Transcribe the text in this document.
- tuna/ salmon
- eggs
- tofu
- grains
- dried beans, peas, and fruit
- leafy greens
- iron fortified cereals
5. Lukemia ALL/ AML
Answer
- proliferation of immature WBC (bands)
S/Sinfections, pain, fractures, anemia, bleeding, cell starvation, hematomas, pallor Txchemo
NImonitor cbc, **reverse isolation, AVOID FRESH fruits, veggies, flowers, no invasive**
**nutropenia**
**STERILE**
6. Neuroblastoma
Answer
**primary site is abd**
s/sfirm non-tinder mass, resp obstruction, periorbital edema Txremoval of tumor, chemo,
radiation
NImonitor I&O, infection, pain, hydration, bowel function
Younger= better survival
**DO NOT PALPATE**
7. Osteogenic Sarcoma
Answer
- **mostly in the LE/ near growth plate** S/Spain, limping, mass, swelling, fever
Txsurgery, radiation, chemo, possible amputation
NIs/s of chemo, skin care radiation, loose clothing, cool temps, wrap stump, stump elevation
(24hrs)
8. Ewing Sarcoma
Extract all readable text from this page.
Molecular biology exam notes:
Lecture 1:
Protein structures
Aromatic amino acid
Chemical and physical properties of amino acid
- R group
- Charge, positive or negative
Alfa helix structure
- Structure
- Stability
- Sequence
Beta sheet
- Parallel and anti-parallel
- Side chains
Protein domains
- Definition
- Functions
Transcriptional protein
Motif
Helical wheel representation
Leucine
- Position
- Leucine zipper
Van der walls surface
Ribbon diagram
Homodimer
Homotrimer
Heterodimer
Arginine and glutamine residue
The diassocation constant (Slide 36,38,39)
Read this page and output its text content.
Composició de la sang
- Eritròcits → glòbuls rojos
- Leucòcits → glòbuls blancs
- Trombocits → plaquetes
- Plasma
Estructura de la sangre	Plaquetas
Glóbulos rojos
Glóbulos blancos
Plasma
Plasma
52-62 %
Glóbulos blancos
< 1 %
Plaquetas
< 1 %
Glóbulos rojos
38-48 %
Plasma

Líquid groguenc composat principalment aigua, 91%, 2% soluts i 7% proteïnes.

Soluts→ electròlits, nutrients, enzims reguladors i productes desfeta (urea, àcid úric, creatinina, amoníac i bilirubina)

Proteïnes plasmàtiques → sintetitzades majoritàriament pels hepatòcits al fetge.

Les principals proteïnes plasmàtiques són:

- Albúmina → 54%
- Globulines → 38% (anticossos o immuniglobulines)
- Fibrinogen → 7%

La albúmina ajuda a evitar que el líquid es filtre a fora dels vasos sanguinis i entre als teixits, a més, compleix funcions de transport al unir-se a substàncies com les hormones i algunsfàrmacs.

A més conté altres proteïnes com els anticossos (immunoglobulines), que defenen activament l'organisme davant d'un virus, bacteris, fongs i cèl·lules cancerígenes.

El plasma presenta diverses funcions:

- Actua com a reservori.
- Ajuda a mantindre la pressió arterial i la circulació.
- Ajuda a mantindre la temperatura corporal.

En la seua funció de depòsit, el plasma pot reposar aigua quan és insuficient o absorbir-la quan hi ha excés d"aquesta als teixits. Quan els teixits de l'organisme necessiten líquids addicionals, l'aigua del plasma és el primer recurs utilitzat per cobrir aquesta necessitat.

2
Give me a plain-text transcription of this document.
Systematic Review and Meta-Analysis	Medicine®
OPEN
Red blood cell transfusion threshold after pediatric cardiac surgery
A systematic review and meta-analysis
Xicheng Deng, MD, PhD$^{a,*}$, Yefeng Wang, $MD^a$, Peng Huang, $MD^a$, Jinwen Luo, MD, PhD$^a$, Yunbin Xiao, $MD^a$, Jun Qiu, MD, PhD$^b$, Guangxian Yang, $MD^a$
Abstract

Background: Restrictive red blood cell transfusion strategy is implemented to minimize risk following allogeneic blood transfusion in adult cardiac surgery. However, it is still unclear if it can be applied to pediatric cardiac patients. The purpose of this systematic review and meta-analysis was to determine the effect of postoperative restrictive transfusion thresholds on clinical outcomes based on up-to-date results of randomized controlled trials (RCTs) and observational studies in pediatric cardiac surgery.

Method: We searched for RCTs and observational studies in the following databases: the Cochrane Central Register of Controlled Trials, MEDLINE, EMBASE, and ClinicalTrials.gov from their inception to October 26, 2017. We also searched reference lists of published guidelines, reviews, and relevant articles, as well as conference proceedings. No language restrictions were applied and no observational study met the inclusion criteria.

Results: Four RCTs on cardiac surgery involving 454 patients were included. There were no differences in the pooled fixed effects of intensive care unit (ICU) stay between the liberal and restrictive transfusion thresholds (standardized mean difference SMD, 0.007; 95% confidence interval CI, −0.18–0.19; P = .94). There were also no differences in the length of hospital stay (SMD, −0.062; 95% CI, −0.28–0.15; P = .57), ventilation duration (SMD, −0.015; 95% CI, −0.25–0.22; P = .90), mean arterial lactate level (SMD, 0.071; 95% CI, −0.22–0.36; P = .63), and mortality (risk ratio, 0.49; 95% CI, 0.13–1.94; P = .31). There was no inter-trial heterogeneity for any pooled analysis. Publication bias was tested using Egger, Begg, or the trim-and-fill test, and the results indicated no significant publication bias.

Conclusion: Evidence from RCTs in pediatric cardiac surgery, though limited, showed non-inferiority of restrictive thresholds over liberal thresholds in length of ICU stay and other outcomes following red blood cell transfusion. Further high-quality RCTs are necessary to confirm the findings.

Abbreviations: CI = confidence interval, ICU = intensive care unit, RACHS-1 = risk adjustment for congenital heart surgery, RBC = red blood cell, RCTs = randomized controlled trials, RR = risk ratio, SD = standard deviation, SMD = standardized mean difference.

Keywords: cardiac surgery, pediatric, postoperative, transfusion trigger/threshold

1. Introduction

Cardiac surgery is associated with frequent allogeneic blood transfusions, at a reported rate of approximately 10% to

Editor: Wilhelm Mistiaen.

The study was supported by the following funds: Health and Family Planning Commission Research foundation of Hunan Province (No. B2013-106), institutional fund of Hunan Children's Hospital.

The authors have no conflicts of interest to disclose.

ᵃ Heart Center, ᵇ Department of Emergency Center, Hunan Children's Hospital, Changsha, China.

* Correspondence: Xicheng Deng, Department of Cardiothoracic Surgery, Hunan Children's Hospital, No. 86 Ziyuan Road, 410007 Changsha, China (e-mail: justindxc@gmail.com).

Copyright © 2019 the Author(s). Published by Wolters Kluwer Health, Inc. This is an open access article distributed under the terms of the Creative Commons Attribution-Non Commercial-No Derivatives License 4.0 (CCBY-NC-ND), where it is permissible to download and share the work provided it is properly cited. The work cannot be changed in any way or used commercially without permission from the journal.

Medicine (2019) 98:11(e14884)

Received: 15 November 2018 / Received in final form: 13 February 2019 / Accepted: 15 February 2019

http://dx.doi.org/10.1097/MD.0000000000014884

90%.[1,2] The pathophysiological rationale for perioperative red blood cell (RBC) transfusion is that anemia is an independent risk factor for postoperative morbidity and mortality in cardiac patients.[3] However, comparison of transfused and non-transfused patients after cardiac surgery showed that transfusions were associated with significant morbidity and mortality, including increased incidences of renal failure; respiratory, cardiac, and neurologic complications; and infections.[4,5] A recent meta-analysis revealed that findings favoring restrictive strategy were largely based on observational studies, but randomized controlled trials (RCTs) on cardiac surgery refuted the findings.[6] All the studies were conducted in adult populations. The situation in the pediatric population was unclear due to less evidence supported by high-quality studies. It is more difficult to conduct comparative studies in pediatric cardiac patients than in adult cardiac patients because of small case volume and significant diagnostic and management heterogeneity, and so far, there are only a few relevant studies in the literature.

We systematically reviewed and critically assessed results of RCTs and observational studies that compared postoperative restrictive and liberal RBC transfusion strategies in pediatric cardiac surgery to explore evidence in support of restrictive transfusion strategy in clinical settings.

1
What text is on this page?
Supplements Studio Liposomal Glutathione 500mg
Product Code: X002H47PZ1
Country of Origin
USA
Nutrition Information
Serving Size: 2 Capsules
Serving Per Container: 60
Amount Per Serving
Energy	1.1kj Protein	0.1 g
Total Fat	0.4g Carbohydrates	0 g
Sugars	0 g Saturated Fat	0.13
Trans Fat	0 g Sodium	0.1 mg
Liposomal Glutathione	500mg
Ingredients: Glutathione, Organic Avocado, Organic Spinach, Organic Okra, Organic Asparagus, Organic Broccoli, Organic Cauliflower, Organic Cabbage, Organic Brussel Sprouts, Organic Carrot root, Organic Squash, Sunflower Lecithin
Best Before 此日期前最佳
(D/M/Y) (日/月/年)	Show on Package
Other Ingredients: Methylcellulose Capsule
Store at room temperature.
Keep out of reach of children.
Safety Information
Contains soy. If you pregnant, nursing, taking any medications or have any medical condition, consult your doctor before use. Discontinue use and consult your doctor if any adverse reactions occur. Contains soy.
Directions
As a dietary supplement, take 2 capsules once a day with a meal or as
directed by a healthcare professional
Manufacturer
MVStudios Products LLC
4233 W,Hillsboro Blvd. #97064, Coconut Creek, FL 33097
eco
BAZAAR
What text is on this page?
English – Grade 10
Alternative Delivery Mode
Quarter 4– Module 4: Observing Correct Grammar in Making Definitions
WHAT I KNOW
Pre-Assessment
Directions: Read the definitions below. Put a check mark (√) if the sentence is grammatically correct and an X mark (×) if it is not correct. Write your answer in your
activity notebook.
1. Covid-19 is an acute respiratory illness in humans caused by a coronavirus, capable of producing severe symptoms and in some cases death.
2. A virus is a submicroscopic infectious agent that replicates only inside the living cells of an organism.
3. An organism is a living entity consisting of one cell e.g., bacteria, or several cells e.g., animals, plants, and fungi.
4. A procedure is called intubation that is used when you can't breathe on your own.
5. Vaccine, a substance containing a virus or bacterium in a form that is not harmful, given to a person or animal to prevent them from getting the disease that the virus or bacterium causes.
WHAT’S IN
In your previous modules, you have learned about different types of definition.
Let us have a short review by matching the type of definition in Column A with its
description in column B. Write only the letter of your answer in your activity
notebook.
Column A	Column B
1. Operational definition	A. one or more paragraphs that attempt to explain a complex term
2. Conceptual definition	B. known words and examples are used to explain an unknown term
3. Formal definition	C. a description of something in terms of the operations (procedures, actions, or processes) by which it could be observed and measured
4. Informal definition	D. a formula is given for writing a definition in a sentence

=======

● WHAT IS EXPECTED:
Check each line of the data above for the word "radiation" and say how many lines contain it, giving nothing besides the number.

● OUTPUT OF THE EXERCISE:
3